Collected data entries:
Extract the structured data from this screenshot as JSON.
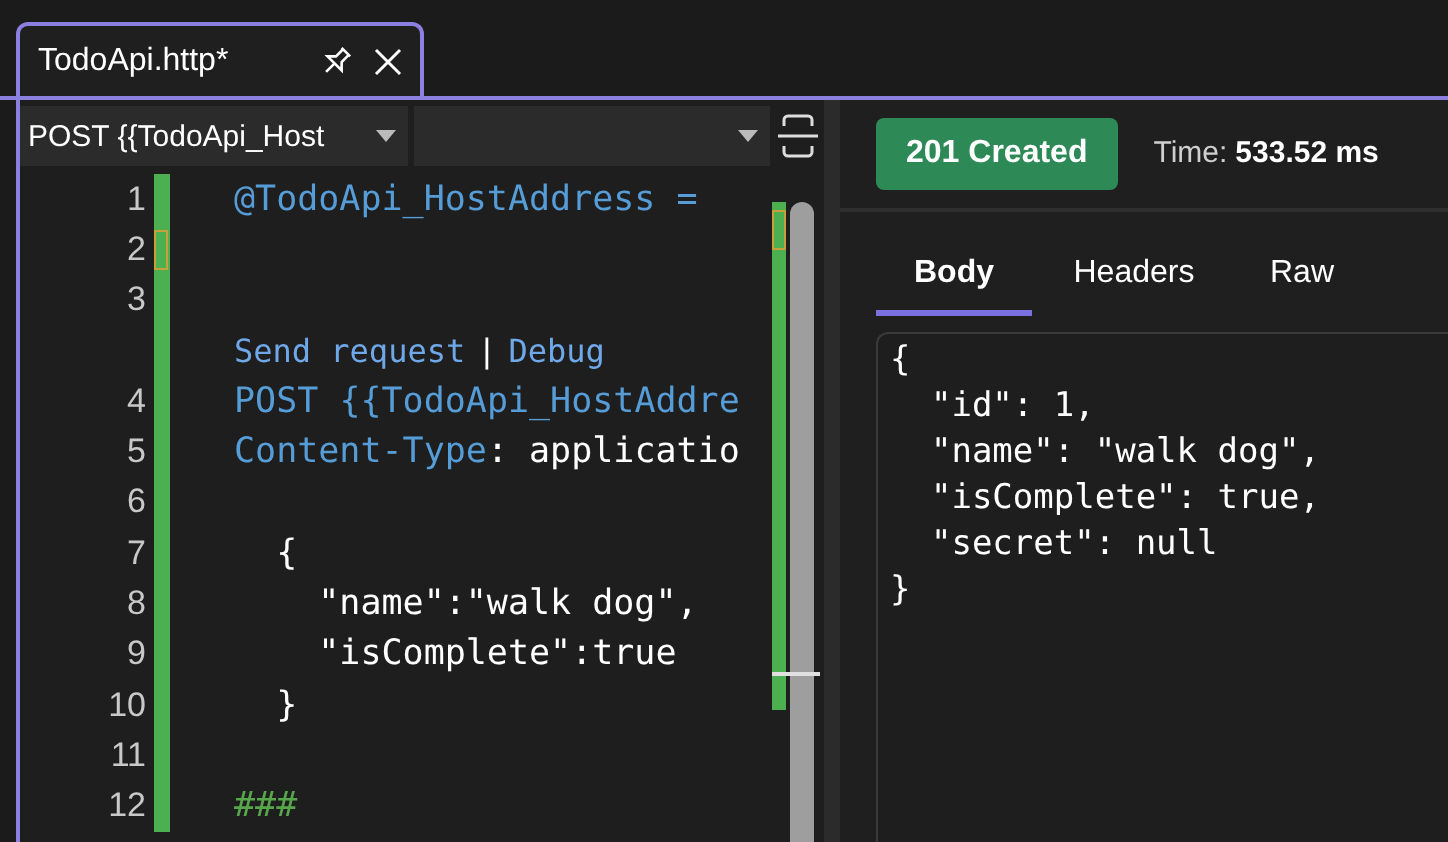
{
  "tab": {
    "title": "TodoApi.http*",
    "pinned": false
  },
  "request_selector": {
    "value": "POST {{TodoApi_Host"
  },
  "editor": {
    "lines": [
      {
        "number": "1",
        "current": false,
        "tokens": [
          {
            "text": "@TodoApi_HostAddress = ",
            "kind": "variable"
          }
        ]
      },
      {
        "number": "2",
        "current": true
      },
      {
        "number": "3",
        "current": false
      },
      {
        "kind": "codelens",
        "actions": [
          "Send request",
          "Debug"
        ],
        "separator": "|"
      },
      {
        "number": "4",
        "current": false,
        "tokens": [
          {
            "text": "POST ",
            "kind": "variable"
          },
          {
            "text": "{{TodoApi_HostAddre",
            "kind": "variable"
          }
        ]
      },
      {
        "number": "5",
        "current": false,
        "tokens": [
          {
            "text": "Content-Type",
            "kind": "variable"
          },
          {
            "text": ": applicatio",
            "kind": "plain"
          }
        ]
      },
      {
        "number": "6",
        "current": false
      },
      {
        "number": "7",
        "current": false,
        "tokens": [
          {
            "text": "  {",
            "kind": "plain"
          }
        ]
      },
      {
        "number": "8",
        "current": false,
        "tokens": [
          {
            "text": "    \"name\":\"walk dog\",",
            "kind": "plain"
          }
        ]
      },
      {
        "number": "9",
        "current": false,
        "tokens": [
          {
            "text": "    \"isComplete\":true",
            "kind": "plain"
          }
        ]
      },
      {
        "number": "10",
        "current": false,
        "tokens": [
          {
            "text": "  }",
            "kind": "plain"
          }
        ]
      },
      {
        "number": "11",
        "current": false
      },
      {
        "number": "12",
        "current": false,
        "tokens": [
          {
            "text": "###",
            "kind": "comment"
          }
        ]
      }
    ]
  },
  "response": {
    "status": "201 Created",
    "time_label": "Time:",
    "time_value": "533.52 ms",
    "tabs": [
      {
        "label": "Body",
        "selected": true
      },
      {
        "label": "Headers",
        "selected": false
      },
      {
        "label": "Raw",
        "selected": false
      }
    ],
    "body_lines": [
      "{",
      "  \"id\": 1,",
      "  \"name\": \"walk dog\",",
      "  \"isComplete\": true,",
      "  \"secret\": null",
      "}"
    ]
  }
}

==

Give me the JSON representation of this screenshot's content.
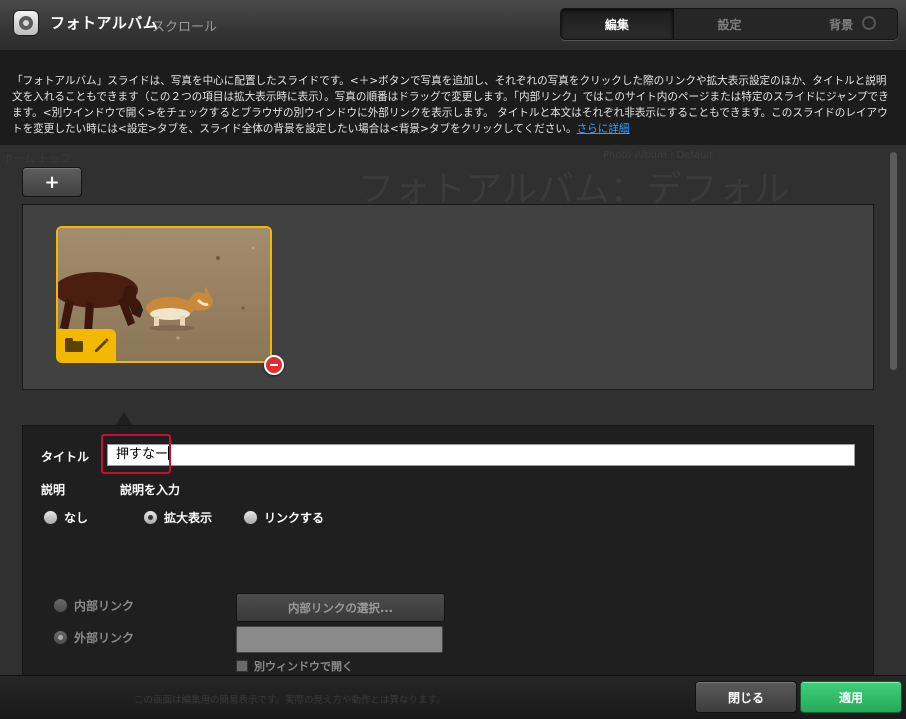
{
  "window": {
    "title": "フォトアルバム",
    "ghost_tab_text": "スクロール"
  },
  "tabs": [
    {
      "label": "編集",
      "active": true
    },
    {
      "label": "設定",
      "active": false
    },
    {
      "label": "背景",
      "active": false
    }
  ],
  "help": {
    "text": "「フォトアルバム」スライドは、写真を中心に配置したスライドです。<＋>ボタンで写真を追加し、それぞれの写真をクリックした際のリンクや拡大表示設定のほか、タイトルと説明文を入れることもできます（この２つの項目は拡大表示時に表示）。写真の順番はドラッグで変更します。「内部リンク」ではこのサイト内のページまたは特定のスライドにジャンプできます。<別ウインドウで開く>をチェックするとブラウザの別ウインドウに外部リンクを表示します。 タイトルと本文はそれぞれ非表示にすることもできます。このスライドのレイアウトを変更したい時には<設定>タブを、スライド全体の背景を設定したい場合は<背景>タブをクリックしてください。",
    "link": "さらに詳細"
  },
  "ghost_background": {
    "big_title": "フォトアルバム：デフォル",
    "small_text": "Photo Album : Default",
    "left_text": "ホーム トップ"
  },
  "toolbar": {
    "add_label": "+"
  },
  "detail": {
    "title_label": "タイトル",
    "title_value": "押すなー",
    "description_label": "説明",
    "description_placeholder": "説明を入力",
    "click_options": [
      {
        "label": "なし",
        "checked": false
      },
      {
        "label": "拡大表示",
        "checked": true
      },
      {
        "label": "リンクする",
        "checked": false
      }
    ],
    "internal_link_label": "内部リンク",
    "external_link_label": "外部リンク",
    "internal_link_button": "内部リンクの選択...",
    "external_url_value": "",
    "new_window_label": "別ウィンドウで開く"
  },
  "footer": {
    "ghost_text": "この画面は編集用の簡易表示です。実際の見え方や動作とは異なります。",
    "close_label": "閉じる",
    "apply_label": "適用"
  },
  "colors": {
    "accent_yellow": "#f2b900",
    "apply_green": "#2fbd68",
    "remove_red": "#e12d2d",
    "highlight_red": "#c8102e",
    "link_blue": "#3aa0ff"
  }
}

**Directions for this task**: Return each line in the records that holds the string "フォトアルバム".

**Result of the exercise**:
    "title": "フォトアルバム",
    "text": "「フォトアルバム」スライドは、写真を中心に配置したスライドです。<＋>ボタンで写真を追加し、それぞれの写真をクリックした際のリンクや拡大表示設定のほか、タイトルと説明文を入れることもできます（この２つの項目は拡大表示時に表示）。写真の順番はドラッグで変更します。「内部リンク」ではこのサイト内のページまたは特定のスライドにジャンプできます。<別ウインドウで開く>をチェックするとブラウザの別ウインドウに外部リンクを表示します。 タイトルと本文はそれぞれ非表示にすることもできます。このスライドのレイアウトを変更したい時には<設定>タブを、スライド全体の背景を設定したい場合は<背景>タブをクリックしてください。",
    "big_title": "フォトアルバム：デフォル",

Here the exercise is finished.